## SHORT EXERCISE
Will you output all of the data below exactly, omitting the images?

## MATERIAL
★ ★ ★ ★ ★

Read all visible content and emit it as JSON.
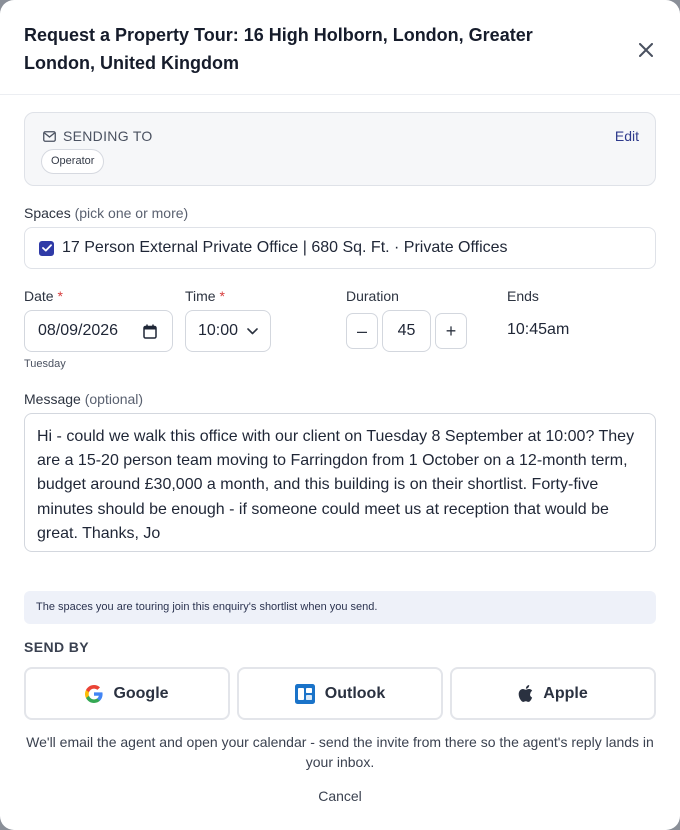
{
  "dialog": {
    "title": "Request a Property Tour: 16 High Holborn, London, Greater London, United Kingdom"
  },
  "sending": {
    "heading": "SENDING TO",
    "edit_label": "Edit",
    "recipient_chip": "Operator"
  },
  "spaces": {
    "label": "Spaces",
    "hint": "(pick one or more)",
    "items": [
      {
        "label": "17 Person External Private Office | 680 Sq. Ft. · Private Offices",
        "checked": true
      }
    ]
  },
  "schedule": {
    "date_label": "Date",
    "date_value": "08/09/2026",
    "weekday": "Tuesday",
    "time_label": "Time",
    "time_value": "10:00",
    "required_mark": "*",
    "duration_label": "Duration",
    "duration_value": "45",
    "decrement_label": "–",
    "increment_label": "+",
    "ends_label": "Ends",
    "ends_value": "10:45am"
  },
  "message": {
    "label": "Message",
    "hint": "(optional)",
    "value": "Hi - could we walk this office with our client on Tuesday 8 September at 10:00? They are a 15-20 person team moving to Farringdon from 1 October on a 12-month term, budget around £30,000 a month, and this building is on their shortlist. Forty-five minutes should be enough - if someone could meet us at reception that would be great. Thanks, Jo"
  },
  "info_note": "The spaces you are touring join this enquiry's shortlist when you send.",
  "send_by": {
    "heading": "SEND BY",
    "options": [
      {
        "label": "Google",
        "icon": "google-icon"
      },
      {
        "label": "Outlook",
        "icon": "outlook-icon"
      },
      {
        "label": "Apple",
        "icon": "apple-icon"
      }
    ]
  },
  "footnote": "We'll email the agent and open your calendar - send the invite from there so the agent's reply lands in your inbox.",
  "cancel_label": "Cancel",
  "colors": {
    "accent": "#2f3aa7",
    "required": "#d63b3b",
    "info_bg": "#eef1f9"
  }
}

★ ★ ★ ★ ★

## SOLVED PROBLEM
Read all visible content and emit it as JSON.
{
  "dialog": {
    "title": "Request a Property Tour: 16 High Holborn, London, Greater London, United Kingdom"
  },
  "sending": {
    "heading": "SENDING TO",
    "edit_label": "Edit",
    "recipient_chip": "Operator"
  },
  "spaces": {
    "label": "Spaces",
    "hint": "(pick one or more)",
    "items": [
      {
        "label": "17 Person External Private Office | 680 Sq. Ft. · Private Offices",
        "checked": true
      }
    ]
  },
  "schedule": {
    "date_label": "Date",
    "date_value": "08/09/2026",
    "weekday": "Tuesday",
    "time_label": "Time",
    "time_value": "10:00",
    "required_mark": "*",
    "duration_label": "Duration",
    "duration_value": "45",
    "decrement_label": "–",
    "increment_label": "+",
    "ends_label": "Ends",
    "ends_value": "10:45am"
  },
  "message": {
    "label": "Message",
    "hint": "(optional)",
    "value": "Hi - could we walk this office with our client on Tuesday 8 September at 10:00? They are a 15-20 person team moving to Farringdon from 1 October on a 12-month term, budget around £30,000 a month, and this building is on their shortlist. Forty-five minutes should be enough - if someone could meet us at reception that would be great. Thanks, Jo"
  },
  "info_note": "The spaces you are touring join this enquiry's shortlist when you send.",
  "send_by": {
    "heading": "SEND BY",
    "options": [
      {
        "label": "Google",
        "icon": "google-icon"
      },
      {
        "label": "Outlook",
        "icon": "outlook-icon"
      },
      {
        "label": "Apple",
        "icon": "apple-icon"
      }
    ]
  },
  "footnote": "We'll email the agent and open your calendar - send the invite from there so the agent's reply lands in your inbox.",
  "cancel_label": "Cancel",
  "colors": {
    "accent": "#2f3aa7",
    "required": "#d63b3b",
    "info_bg": "#eef1f9"
  }
}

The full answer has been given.